[start of INFORMATION SHOWN]
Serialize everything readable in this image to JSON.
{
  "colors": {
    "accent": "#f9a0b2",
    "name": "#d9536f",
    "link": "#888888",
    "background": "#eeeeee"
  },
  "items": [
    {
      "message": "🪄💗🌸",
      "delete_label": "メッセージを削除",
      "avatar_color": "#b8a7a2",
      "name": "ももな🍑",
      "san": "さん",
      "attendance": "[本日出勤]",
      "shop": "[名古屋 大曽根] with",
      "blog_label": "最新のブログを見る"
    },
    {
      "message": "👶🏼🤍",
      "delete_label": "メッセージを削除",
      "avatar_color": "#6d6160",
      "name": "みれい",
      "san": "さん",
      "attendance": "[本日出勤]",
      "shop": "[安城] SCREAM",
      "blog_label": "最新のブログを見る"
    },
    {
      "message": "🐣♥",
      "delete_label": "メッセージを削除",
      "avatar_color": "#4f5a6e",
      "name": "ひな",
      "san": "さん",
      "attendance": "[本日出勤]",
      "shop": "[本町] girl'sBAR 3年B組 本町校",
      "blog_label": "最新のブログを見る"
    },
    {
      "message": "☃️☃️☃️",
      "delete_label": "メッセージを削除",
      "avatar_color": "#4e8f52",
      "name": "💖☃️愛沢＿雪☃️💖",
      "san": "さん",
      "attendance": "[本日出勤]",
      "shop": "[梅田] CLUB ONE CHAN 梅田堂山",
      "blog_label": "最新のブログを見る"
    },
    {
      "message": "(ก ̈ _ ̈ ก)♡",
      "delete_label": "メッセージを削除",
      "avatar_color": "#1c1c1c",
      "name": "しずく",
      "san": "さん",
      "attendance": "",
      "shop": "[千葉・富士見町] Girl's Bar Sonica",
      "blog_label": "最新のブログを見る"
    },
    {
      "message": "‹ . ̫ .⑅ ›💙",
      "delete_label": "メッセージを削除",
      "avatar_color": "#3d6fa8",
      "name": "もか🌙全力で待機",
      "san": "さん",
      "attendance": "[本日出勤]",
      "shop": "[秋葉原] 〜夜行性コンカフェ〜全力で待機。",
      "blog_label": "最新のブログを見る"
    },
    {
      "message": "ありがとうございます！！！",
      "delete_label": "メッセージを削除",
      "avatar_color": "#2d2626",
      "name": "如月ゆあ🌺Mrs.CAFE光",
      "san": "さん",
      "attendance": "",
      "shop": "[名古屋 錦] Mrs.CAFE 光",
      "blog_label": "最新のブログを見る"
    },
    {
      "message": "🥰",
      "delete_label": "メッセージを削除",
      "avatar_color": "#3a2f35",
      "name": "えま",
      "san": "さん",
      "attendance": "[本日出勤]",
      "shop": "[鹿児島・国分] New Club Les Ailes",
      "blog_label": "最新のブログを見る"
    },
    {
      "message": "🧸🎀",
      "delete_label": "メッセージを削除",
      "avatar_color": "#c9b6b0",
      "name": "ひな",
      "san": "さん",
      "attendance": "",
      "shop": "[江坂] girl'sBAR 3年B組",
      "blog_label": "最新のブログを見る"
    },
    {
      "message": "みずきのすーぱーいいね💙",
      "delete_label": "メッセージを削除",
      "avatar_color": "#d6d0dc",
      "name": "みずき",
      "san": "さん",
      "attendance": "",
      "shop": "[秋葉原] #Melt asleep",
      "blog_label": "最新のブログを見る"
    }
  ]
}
[end of INFORMATION SHOWN]
**REQUIRED TASK:** Return all of the entries word for word.

**COMPLETE ANSWER:**
Serialize everything readable in this image to JSON.
{
  "colors": {
    "accent": "#f9a0b2",
    "name": "#d9536f",
    "link": "#888888",
    "background": "#eeeeee"
  },
  "items": [
    {
      "message": "🪄💗🌸",
      "delete_label": "メッセージを削除",
      "avatar_color": "#b8a7a2",
      "name": "ももな🍑",
      "san": "さん",
      "attendance": "[本日出勤]",
      "shop": "[名古屋 大曽根] with",
      "blog_label": "最新のブログを見る"
    },
    {
      "message": "👶🏼🤍",
      "delete_label": "メッセージを削除",
      "avatar_color": "#6d6160",
      "name": "みれい",
      "san": "さん",
      "attendance": "[本日出勤]",
      "shop": "[安城] SCREAM",
      "blog_label": "最新のブログを見る"
    },
    {
      "message": "🐣♥",
      "delete_label": "メッセージを削除",
      "avatar_color": "#4f5a6e",
      "name": "ひな",
      "san": "さん",
      "attendance": "[本日出勤]",
      "shop": "[本町] girl'sBAR 3年B組 本町校",
      "blog_label": "最新のブログを見る"
    },
    {
      "message": "☃️☃️☃️",
      "delete_label": "メッセージを削除",
      "avatar_color": "#4e8f52",
      "name": "💖☃️愛沢＿雪☃️💖",
      "san": "さん",
      "attendance": "[本日出勤]",
      "shop": "[梅田] CLUB ONE CHAN 梅田堂山",
      "blog_label": "最新のブログを見る"
    },
    {
      "message": "(ก ̈ _ ̈ ก)♡",
      "delete_label": "メッセージを削除",
      "avatar_color": "#1c1c1c",
      "name": "しずく",
      "san": "さん",
      "attendance": "",
      "shop": "[千葉・富士見町] Girl's Bar Sonica",
      "blog_label": "最新のブログを見る"
    },
    {
      "message": "‹ . ̫ .⑅ ›💙",
      "delete_label": "メッセージを削除",
      "avatar_color": "#3d6fa8",
      "name": "もか🌙全力で待機",
      "san": "さん",
      "attendance": "[本日出勤]",
      "shop": "[秋葉原] 〜夜行性コンカフェ〜全力で待機。",
      "blog_label": "最新のブログを見る"
    },
    {
      "message": "ありがとうございます！！！",
      "delete_label": "メッセージを削除",
      "avatar_color": "#2d2626",
      "name": "如月ゆあ🌺Mrs.CAFE光",
      "san": "さん",
      "attendance": "",
      "shop": "[名古屋 錦] Mrs.CAFE 光",
      "blog_label": "最新のブログを見る"
    },
    {
      "message": "🥰",
      "delete_label": "メッセージを削除",
      "avatar_color": "#3a2f35",
      "name": "えま",
      "san": "さん",
      "attendance": "[本日出勤]",
      "shop": "[鹿児島・国分] New Club Les Ailes",
      "blog_label": "最新のブログを見る"
    },
    {
      "message": "🧸🎀",
      "delete_label": "メッセージを削除",
      "avatar_color": "#c9b6b0",
      "name": "ひな",
      "san": "さん",
      "attendance": "",
      "shop": "[江坂] girl'sBAR 3年B組",
      "blog_label": "最新のブログを見る"
    },
    {
      "message": "みずきのすーぱーいいね💙",
      "delete_label": "メッセージを削除",
      "avatar_color": "#d6d0dc",
      "name": "みずき",
      "san": "さん",
      "attendance": "",
      "shop": "[秋葉原] #Melt asleep",
      "blog_label": "最新のブログを見る"
    }
  ]
}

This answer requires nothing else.